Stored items
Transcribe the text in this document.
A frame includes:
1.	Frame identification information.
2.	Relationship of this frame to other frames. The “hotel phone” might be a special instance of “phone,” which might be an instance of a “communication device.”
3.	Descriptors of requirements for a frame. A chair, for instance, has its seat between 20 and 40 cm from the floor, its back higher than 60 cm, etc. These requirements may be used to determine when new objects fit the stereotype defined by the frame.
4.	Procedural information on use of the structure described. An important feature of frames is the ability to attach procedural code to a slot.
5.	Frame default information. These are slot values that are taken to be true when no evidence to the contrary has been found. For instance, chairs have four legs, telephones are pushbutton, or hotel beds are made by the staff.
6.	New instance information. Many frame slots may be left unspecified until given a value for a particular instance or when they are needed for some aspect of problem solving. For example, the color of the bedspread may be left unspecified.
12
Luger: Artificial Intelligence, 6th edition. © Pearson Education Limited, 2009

**Short task:** Write an exact transcription of every entry above.

**Result:**
Transcribe the text in this document.
A frame includes:
1.	Frame identification information.
2.	Relationship of this frame to other frames. The “hotel phone” might be a special instance of “phone,” which might be an instance of a “communication device.”
3.	Descriptors of requirements for a frame. A chair, for instance, has its seat between 20 and 40 cm from the floor, its back higher than 60 cm, etc. These requirements may be used to determine when new objects fit the stereotype defined by the frame.
4.	Procedural information on use of the structure described. An important feature of frames is the ability to attach procedural code to a slot.
5.	Frame default information. These are slot values that are taken to be true when no evidence to the contrary has been found. For instance, chairs have four legs, telephones are pushbutton, or hotel beds are made by the staff.
6.	New instance information. Many frame slots may be left unspecified until given a value for a particular instance or when they are needed for some aspect of problem solving. For example, the color of the bedspread may be left unspecified.
12
Luger: Artificial Intelligence, 6th edition. © Pearson Education Limited, 2009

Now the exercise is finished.